■ GOAL ■
Reproduce the portion of the forum thread about the Dubai to Abu Dhabi bus service that lies between "I am aware of" and "locations and times.", inclusive.

# Dubai to Abu Dhabi Bus Service



## Tiny

Can anyone please help as i am unable to find any useful information on the internet regarding bus services between dubai and abu dhabi.

I am aware of an 'emirates express' service which is mentioned on another forum from 2005.......but i think some of the information in it is incorrect such as where the bus leaves from in dubai.

then i found another article below but cannot find any more information on pick up locations and times.
http://www.thenational.ae/article/20090207/NATIONAL/970938990/0/ONLINESPECIALA

my friend came from AD and was dropped off at the world trade interhcange which is the large Zabeel roundabout....but when we went back therein the evening to return back to AD apparantly it didnt pick up from there?

■ GIVEN MATERIAL ■
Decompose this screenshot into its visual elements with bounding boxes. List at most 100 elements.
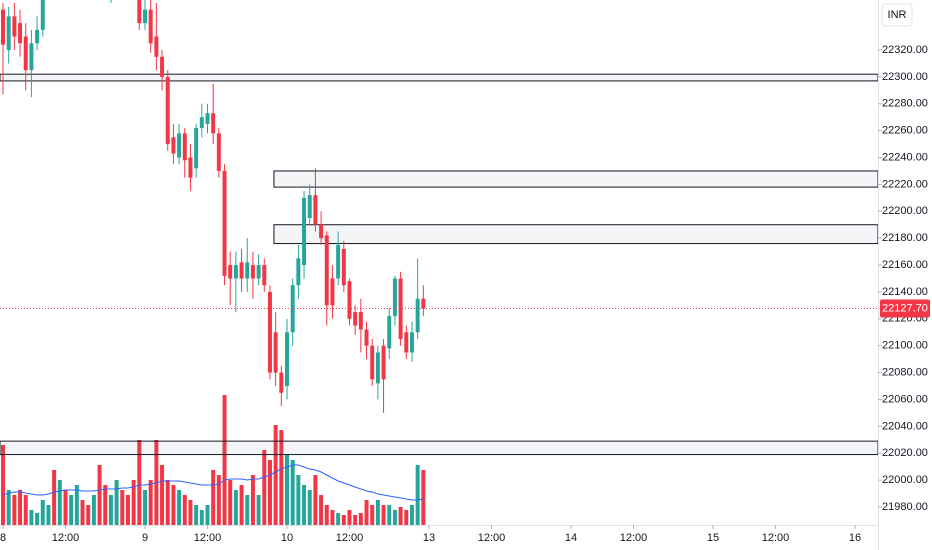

■ WRITTEN SOLUTION ■
I am aware of an 'emirates express' service which is mentioned on another forum from 2005.......but i think some of the information in it is incorrect such as where the bus leaves from in dubai.

then i found another article below but cannot find any more information on pick up locations and times.